↓↓↓
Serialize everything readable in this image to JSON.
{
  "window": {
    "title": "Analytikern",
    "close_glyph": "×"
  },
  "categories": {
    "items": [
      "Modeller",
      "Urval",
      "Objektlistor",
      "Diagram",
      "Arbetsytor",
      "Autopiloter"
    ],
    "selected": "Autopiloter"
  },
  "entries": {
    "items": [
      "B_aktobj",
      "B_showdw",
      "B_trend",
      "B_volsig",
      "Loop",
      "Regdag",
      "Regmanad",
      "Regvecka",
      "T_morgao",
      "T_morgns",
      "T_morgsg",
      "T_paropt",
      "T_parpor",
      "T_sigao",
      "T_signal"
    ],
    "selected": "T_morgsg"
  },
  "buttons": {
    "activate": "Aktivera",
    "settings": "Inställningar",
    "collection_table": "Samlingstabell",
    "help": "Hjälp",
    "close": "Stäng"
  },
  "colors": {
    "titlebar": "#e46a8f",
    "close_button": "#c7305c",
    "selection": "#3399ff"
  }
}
↑↑↑
• [Exercise instructions] Restate the data above exactly, keeping each word as it stands.

• [Exercise result]
Serialize everything readable in this image to JSON.
{
  "window": {
    "title": "Analytikern",
    "close_glyph": "×"
  },
  "categories": {
    "items": [
      "Modeller",
      "Urval",
      "Objektlistor",
      "Diagram",
      "Arbetsytor",
      "Autopiloter"
    ],
    "selected": "Autopiloter"
  },
  "entries": {
    "items": [
      "B_aktobj",
      "B_showdw",
      "B_trend",
      "B_volsig",
      "Loop",
      "Regdag",
      "Regmanad",
      "Regvecka",
      "T_morgao",
      "T_morgns",
      "T_morgsg",
      "T_paropt",
      "T_parpor",
      "T_sigao",
      "T_signal"
    ],
    "selected": "T_morgsg"
  },
  "buttons": {
    "activate": "Aktivera",
    "settings": "Inställningar",
    "collection_table": "Samlingstabell",
    "help": "Hjälp",
    "close": "Stäng"
  },
  "colors": {
    "titlebar": "#e46a8f",
    "close_button": "#c7305c",
    "selection": "#3399ff"
  }
}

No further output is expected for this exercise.